* begin MATERIAL TO PROCESS *
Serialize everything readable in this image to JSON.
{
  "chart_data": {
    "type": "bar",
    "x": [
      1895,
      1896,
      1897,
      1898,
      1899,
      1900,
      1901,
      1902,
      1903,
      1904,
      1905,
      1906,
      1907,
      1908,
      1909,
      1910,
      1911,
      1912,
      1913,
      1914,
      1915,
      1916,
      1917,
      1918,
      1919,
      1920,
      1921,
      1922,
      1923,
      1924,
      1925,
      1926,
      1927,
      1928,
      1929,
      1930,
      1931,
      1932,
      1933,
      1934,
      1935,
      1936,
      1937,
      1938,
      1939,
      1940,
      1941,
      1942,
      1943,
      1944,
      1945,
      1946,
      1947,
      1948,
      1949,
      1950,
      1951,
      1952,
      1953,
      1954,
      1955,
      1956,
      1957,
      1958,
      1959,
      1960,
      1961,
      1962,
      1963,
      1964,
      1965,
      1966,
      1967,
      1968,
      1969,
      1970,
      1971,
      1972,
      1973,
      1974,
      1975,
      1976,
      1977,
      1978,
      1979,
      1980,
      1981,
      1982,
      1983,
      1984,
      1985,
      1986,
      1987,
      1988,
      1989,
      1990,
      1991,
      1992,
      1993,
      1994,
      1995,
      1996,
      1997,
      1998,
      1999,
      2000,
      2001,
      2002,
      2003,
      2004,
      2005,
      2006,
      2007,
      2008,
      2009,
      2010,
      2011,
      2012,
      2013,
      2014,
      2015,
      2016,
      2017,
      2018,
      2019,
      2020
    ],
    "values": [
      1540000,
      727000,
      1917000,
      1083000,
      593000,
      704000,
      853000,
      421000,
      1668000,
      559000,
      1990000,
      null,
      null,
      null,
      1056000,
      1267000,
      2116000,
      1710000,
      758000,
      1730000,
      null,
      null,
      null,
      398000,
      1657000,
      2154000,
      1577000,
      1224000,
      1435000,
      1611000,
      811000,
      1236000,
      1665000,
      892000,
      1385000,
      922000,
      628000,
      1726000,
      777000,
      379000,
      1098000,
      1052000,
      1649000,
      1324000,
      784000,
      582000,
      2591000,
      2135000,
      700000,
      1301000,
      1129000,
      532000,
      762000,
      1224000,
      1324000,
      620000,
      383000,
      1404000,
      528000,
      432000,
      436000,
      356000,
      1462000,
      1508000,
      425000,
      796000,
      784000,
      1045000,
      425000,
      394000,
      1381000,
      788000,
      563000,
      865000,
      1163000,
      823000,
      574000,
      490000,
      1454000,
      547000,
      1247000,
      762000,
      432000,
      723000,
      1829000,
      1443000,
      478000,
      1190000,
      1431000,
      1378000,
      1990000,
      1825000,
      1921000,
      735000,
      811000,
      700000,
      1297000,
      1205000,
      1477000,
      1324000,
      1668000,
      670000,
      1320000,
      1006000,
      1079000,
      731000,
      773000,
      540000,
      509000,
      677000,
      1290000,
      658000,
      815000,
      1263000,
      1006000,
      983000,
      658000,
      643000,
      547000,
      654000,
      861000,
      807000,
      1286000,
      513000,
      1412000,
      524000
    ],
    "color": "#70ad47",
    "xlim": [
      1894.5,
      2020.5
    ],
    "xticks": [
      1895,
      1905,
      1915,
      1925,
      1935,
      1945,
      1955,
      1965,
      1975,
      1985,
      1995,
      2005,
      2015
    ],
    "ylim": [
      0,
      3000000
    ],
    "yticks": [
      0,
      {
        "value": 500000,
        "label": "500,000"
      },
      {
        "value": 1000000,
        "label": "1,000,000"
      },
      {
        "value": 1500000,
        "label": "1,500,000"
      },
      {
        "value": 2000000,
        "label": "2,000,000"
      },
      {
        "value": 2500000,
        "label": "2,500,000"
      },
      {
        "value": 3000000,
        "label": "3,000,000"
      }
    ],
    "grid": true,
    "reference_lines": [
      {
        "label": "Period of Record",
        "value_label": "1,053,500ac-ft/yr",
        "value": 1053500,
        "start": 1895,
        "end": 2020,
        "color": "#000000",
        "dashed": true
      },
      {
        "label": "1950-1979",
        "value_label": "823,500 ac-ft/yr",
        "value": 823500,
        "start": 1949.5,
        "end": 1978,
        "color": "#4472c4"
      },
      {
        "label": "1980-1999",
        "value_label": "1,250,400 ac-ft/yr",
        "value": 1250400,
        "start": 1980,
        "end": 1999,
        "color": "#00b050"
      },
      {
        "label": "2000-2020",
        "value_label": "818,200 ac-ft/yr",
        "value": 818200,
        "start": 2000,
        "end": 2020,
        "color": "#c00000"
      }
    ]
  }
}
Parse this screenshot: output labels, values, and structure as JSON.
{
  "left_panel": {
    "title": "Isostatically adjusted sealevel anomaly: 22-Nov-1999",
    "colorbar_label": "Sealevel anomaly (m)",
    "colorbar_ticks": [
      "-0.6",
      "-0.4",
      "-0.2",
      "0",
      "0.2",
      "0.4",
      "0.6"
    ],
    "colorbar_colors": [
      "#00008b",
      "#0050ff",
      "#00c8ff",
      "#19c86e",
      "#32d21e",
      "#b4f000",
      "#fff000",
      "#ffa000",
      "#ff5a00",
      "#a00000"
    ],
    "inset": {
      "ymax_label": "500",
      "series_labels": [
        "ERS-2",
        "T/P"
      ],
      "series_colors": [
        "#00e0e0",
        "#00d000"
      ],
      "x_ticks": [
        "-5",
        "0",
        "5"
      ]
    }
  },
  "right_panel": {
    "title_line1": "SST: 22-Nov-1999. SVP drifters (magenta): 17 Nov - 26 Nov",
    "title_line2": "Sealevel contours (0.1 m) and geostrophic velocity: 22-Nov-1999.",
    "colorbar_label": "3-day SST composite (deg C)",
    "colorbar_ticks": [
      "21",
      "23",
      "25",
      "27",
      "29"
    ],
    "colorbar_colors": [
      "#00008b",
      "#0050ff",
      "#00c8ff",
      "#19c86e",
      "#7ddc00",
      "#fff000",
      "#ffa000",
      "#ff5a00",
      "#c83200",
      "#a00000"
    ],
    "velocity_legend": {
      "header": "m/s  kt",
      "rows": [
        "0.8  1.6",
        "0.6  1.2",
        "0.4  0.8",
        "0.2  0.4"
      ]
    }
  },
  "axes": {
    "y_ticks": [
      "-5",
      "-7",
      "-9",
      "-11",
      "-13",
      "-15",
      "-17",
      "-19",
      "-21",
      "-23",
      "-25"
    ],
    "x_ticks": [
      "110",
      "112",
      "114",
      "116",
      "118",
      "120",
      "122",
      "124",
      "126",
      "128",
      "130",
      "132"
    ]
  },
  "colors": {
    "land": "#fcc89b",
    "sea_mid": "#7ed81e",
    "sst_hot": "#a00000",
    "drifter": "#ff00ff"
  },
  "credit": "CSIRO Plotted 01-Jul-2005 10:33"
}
* end MATERIAL TO PROCESS *
Set down all of the entries exactly, please.

COMPLETE RESPONSE
Serialize everything readable in this image to JSON.
{
  "chart_data": {
    "type": "bar",
    "x": [
      1895,
      1896,
      1897,
      1898,
      1899,
      1900,
      1901,
      1902,
      1903,
      1904,
      1905,
      1906,
      1907,
      1908,
      1909,
      1910,
      1911,
      1912,
      1913,
      1914,
      1915,
      1916,
      1917,
      1918,
      1919,
      1920,
      1921,
      1922,
      1923,
      1924,
      1925,
      1926,
      1927,
      1928,
      1929,
      1930,
      1931,
      1932,
      1933,
      1934,
      1935,
      1936,
      1937,
      1938,
      1939,
      1940,
      1941,
      1942,
      1943,
      1944,
      1945,
      1946,
      1947,
      1948,
      1949,
      1950,
      1951,
      1952,
      1953,
      1954,
      1955,
      1956,
      1957,
      1958,
      1959,
      1960,
      1961,
      1962,
      1963,
      1964,
      1965,
      1966,
      1967,
      1968,
      1969,
      1970,
      1971,
      1972,
      1973,
      1974,
      1975,
      1976,
      1977,
      1978,
      1979,
      1980,
      1981,
      1982,
      1983,
      1984,
      1985,
      1986,
      1987,
      1988,
      1989,
      1990,
      1991,
      1992,
      1993,
      1994,
      1995,
      1996,
      1997,
      1998,
      1999,
      2000,
      2001,
      2002,
      2003,
      2004,
      2005,
      2006,
      2007,
      2008,
      2009,
      2010,
      2011,
      2012,
      2013,
      2014,
      2015,
      2016,
      2017,
      2018,
      2019,
      2020
    ],
    "values": [
      1540000,
      727000,
      1917000,
      1083000,
      593000,
      704000,
      853000,
      421000,
      1668000,
      559000,
      1990000,
      null,
      null,
      null,
      1056000,
      1267000,
      2116000,
      1710000,
      758000,
      1730000,
      null,
      null,
      null,
      398000,
      1657000,
      2154000,
      1577000,
      1224000,
      1435000,
      1611000,
      811000,
      1236000,
      1665000,
      892000,
      1385000,
      922000,
      628000,
      1726000,
      777000,
      379000,
      1098000,
      1052000,
      1649000,
      1324000,
      784000,
      582000,
      2591000,
      2135000,
      700000,
      1301000,
      1129000,
      532000,
      762000,
      1224000,
      1324000,
      620000,
      383000,
      1404000,
      528000,
      432000,
      436000,
      356000,
      1462000,
      1508000,
      425000,
      796000,
      784000,
      1045000,
      425000,
      394000,
      1381000,
      788000,
      563000,
      865000,
      1163000,
      823000,
      574000,
      490000,
      1454000,
      547000,
      1247000,
      762000,
      432000,
      723000,
      1829000,
      1443000,
      478000,
      1190000,
      1431000,
      1378000,
      1990000,
      1825000,
      1921000,
      735000,
      811000,
      700000,
      1297000,
      1205000,
      1477000,
      1324000,
      1668000,
      670000,
      1320000,
      1006000,
      1079000,
      731000,
      773000,
      540000,
      509000,
      677000,
      1290000,
      658000,
      815000,
      1263000,
      1006000,
      983000,
      658000,
      643000,
      547000,
      654000,
      861000,
      807000,
      1286000,
      513000,
      1412000,
      524000
    ],
    "color": "#70ad47",
    "xlim": [
      1894.5,
      2020.5
    ],
    "xticks": [
      1895,
      1905,
      1915,
      1925,
      1935,
      1945,
      1955,
      1965,
      1975,
      1985,
      1995,
      2005,
      2015
    ],
    "ylim": [
      0,
      3000000
    ],
    "yticks": [
      0,
      {
        "value": 500000,
        "label": "500,000"
      },
      {
        "value": 1000000,
        "label": "1,000,000"
      },
      {
        "value": 1500000,
        "label": "1,500,000"
      },
      {
        "value": 2000000,
        "label": "2,000,000"
      },
      {
        "value": 2500000,
        "label": "2,500,000"
      },
      {
        "value": 3000000,
        "label": "3,000,000"
      }
    ],
    "grid": true,
    "reference_lines": [
      {
        "label": "Period of Record",
        "value_label": "1,053,500ac-ft/yr",
        "value": 1053500,
        "start": 1895,
        "end": 2020,
        "color": "#000000",
        "dashed": true
      },
      {
        "label": "1950-1979",
        "value_label": "823,500 ac-ft/yr",
        "value": 823500,
        "start": 1949.5,
        "end": 1978,
        "color": "#4472c4"
      },
      {
        "label": "1980-1999",
        "value_label": "1,250,400 ac-ft/yr",
        "value": 1250400,
        "start": 1980,
        "end": 1999,
        "color": "#00b050"
      },
      {
        "label": "2000-2020",
        "value_label": "818,200 ac-ft/yr",
        "value": 818200,
        "start": 2000,
        "end": 2020,
        "color": "#c00000"
      }
    ]
  }
}
Parse this screenshot: output labels, values, and structure as JSON.
{
  "left_panel": {
    "title": "Isostatically adjusted sealevel anomaly: 22-Nov-1999",
    "colorbar_label": "Sealevel anomaly (m)",
    "colorbar_ticks": [
      "-0.6",
      "-0.4",
      "-0.2",
      "0",
      "0.2",
      "0.4",
      "0.6"
    ],
    "colorbar_colors": [
      "#00008b",
      "#0050ff",
      "#00c8ff",
      "#19c86e",
      "#32d21e",
      "#b4f000",
      "#fff000",
      "#ffa000",
      "#ff5a00",
      "#a00000"
    ],
    "inset": {
      "ymax_label": "500",
      "series_labels": [
        "ERS-2",
        "T/P"
      ],
      "series_colors": [
        "#00e0e0",
        "#00d000"
      ],
      "x_ticks": [
        "-5",
        "0",
        "5"
      ]
    }
  },
  "right_panel": {
    "title_line1": "SST: 22-Nov-1999. SVP drifters (magenta): 17 Nov - 26 Nov",
    "title_line2": "Sealevel contours (0.1 m) and geostrophic velocity: 22-Nov-1999.",
    "colorbar_label": "3-day SST composite (deg C)",
    "colorbar_ticks": [
      "21",
      "23",
      "25",
      "27",
      "29"
    ],
    "colorbar_colors": [
      "#00008b",
      "#0050ff",
      "#00c8ff",
      "#19c86e",
      "#7ddc00",
      "#fff000",
      "#ffa000",
      "#ff5a00",
      "#c83200",
      "#a00000"
    ],
    "velocity_legend": {
      "header": "m/s  kt",
      "rows": [
        "0.8  1.6",
        "0.6  1.2",
        "0.4  0.8",
        "0.2  0.4"
      ]
    }
  },
  "axes": {
    "y_ticks": [
      "-5",
      "-7",
      "-9",
      "-11",
      "-13",
      "-15",
      "-17",
      "-19",
      "-21",
      "-23",
      "-25"
    ],
    "x_ticks": [
      "110",
      "112",
      "114",
      "116",
      "118",
      "120",
      "122",
      "124",
      "126",
      "128",
      "130",
      "132"
    ]
  },
  "colors": {
    "land": "#fcc89b",
    "sea_mid": "#7ed81e",
    "sst_hot": "#a00000",
    "drifter": "#ff00ff"
  },
  "credit": "CSIRO Plotted 01-Jul-2005 10:33"
}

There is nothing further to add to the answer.